Stored records
— BEGIN —

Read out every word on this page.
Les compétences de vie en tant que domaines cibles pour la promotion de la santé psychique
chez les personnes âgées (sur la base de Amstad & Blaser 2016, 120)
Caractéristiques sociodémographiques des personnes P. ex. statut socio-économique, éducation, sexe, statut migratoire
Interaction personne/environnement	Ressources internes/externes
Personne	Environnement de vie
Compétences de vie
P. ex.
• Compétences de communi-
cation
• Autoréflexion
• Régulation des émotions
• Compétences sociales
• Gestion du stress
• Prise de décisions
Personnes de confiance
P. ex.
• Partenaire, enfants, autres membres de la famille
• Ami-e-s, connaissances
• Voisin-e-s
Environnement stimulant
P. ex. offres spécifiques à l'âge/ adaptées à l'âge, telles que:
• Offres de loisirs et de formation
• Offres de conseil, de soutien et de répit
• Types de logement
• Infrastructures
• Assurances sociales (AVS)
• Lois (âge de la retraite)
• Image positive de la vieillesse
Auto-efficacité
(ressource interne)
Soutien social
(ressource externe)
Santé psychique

— END —
— BEGIN —

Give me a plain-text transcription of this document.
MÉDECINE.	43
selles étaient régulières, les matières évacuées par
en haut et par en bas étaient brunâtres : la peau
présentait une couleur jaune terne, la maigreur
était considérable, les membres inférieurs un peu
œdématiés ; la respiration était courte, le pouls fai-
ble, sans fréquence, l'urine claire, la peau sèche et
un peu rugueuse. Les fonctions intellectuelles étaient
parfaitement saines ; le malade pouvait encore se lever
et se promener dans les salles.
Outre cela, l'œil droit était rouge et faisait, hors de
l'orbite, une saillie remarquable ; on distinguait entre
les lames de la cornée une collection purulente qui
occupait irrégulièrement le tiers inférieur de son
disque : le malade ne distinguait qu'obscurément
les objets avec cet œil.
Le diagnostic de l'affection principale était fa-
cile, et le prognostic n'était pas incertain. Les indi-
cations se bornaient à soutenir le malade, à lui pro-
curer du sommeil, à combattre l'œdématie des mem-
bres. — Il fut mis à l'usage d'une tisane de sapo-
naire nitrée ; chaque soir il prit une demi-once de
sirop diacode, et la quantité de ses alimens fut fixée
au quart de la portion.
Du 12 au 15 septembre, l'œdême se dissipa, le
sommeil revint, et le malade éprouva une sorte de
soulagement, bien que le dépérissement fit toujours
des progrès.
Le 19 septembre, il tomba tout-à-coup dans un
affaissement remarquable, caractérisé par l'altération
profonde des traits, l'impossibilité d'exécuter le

— END —
— BEGIN —

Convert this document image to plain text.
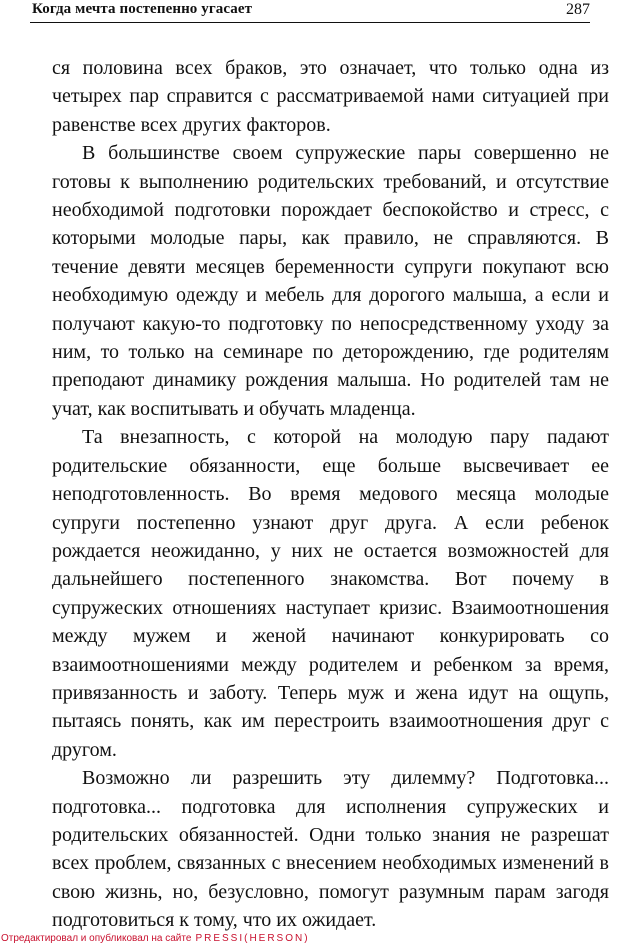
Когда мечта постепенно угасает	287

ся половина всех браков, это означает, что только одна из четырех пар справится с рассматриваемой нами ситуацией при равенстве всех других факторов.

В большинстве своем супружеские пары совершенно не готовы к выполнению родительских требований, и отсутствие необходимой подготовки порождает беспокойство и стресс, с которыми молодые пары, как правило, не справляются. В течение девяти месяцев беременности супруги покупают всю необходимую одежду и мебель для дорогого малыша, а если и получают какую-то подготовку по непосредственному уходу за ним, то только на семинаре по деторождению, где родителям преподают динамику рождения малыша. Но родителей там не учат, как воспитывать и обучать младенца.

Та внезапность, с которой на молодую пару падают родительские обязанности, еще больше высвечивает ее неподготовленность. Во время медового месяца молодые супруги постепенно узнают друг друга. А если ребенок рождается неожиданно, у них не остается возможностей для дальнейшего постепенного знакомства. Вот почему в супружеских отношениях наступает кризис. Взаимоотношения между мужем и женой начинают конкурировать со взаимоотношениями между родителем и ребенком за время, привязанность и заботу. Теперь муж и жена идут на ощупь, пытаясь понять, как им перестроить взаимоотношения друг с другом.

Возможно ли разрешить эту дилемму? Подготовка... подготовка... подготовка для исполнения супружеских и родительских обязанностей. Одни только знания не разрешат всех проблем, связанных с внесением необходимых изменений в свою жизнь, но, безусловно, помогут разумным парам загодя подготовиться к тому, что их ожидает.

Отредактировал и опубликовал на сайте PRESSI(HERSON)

— END —

__Task brief__:
Look through the material above. Copy each line where the word "était" appears.

__Exercise answer__:
était considérable, les membres inférieurs un peu
œdématiés ; la respiration était courte, le pouls fai-
Outre cela, l'œil droit était rouge et faisait, hors de
Le diagnostic de l'affection principale était fa-
cile, et le prognostic n'était pas incertain. Les indi-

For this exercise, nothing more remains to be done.